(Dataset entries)
>> start
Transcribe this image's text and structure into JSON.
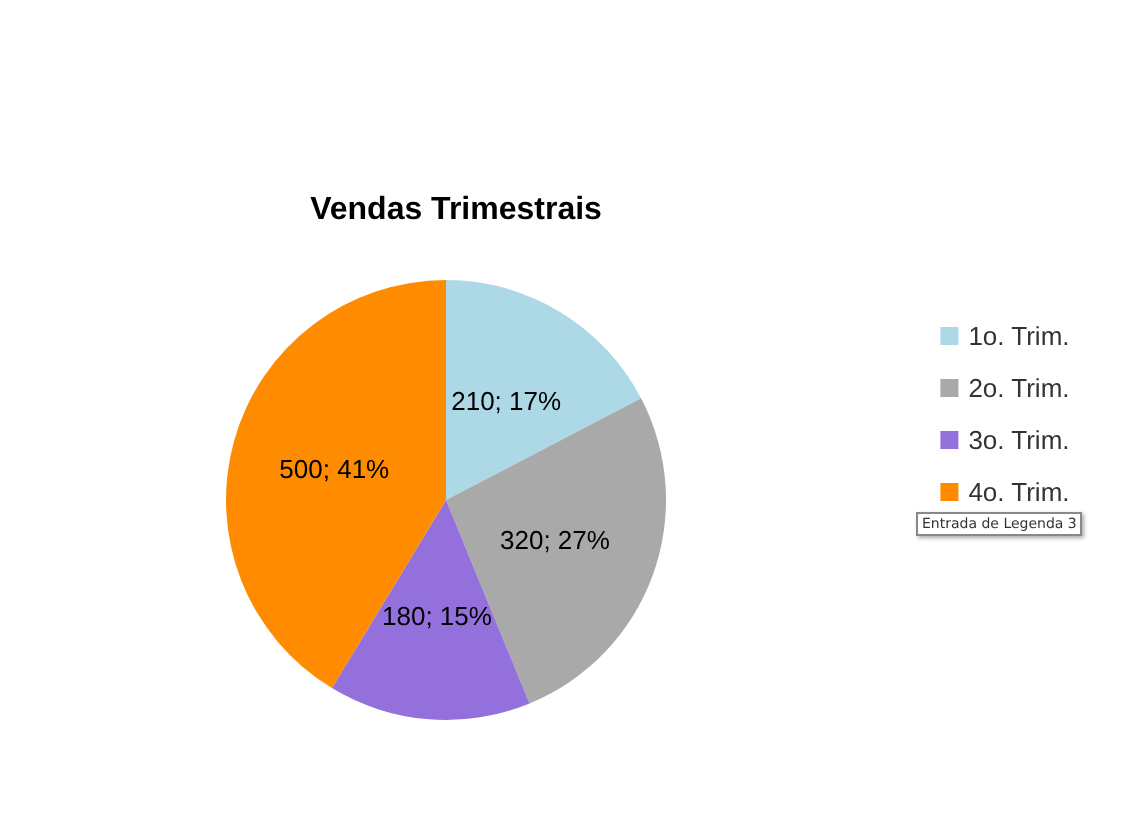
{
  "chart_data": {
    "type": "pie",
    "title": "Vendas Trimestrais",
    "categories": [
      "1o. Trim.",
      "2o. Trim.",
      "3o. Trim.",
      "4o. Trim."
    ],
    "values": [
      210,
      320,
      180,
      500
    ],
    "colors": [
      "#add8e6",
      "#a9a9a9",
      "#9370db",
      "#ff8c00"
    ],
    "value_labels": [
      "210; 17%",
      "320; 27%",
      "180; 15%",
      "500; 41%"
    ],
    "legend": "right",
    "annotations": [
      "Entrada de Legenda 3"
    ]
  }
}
>> end
>> start
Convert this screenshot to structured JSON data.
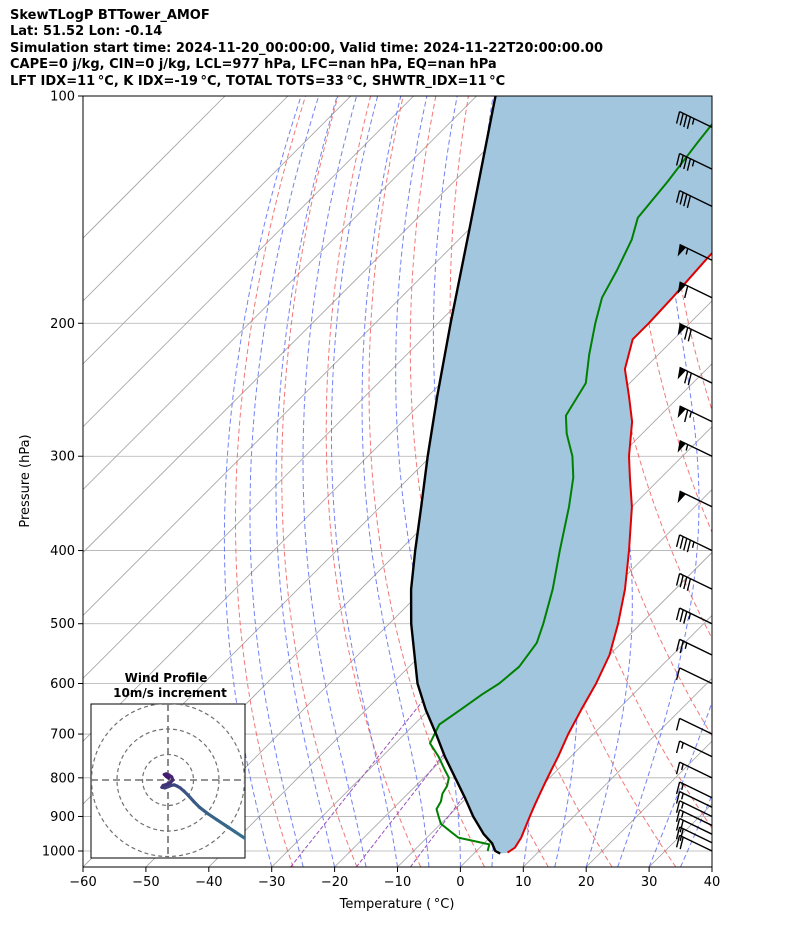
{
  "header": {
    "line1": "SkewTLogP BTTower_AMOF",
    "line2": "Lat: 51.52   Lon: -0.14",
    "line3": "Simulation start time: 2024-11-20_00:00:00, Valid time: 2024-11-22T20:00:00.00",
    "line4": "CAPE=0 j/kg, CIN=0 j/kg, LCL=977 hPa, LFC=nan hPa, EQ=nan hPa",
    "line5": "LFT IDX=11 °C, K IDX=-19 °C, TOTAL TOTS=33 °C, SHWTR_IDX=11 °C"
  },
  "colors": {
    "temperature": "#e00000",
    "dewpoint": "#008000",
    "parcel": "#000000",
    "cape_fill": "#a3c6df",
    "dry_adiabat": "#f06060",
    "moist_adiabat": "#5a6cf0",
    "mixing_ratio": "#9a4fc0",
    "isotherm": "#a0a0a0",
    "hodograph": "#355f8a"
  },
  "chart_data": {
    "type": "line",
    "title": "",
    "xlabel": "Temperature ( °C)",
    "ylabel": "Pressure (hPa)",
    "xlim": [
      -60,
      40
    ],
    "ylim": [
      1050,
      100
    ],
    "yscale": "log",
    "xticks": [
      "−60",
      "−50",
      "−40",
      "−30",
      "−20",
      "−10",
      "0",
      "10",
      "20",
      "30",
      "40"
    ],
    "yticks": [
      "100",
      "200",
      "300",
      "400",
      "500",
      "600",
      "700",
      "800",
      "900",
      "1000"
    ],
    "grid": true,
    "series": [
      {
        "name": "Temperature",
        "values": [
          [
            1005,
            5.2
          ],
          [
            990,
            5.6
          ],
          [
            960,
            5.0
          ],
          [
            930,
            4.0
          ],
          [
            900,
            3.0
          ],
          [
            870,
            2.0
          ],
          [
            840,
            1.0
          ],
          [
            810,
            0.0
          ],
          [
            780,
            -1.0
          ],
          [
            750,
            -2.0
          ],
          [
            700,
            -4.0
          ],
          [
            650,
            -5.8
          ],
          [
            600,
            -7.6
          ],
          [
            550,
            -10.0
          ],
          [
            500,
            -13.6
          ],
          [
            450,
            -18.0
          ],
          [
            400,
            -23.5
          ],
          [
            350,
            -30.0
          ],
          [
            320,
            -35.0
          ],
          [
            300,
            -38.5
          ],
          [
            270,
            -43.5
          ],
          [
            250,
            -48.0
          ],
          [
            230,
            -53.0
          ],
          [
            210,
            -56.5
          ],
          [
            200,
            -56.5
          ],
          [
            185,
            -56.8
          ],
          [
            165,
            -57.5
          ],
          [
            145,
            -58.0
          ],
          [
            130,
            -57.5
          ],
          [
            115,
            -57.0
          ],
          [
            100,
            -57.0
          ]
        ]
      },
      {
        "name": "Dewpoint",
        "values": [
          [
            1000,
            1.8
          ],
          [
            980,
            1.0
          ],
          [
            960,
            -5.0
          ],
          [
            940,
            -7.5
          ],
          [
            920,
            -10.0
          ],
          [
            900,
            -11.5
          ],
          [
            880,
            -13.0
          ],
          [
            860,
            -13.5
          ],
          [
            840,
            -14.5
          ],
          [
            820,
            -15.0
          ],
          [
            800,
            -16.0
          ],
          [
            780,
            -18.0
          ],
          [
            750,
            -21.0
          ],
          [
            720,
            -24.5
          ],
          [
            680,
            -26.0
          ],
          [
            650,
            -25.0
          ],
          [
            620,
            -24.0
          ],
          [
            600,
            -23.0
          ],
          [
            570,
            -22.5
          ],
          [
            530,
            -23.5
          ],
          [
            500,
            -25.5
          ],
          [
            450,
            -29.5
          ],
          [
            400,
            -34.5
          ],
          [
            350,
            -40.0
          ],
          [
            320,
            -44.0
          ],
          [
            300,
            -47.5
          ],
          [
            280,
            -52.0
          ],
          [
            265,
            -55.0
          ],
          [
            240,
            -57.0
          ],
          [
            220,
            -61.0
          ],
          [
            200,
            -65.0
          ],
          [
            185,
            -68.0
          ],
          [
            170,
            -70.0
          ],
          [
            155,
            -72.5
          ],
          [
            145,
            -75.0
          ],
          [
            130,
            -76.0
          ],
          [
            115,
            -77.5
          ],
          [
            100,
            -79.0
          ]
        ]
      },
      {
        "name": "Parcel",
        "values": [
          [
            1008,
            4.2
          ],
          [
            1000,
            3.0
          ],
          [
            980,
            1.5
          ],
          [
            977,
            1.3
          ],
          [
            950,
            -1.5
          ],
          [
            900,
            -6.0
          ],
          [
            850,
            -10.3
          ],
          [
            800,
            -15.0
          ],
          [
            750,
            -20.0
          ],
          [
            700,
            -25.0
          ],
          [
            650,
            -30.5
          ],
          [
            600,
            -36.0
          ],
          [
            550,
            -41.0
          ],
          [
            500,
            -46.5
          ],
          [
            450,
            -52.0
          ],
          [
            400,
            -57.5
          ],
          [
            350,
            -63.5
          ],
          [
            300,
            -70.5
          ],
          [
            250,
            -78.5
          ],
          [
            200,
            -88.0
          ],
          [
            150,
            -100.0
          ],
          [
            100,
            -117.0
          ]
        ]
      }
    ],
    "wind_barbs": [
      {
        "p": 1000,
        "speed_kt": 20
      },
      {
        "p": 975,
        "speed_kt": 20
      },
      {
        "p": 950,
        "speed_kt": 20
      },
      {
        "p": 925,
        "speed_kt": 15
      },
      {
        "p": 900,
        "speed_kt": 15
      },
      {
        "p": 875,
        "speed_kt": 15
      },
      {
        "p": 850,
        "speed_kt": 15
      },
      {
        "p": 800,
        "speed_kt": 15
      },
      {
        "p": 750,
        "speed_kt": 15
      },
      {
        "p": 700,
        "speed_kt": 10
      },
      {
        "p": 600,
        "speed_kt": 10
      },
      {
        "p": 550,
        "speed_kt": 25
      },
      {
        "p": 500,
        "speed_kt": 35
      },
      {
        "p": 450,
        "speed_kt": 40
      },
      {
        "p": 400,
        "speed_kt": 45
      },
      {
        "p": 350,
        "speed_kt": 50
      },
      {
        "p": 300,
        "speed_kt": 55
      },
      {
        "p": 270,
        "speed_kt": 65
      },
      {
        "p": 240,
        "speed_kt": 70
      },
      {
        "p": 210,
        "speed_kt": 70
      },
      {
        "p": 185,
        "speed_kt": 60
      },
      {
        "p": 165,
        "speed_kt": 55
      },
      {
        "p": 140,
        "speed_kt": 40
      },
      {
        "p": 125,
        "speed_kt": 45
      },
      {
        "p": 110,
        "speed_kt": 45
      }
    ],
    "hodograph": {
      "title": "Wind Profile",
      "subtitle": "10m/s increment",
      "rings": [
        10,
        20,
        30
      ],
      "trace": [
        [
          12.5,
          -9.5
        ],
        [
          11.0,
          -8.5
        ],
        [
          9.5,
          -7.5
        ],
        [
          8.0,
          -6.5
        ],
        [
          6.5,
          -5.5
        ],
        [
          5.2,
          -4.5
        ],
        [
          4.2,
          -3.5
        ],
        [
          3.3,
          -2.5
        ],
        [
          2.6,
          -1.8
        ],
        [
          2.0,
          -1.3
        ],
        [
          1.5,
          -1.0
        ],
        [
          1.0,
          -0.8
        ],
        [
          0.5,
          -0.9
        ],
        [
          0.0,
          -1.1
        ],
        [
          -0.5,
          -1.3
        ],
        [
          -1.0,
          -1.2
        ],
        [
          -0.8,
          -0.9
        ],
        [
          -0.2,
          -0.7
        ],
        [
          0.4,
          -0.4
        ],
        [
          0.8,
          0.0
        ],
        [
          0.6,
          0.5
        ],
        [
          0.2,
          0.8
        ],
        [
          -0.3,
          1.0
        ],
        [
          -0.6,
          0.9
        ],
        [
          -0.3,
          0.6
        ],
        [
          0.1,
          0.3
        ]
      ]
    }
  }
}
>> end
**THE PROBLEM**
Identify the lines above that contain the word "this", then copy them.

**PROBLEM SOLUTION**
Transcribe this image's text and structure into JSON.
Convert this screenshot to structured JSON data.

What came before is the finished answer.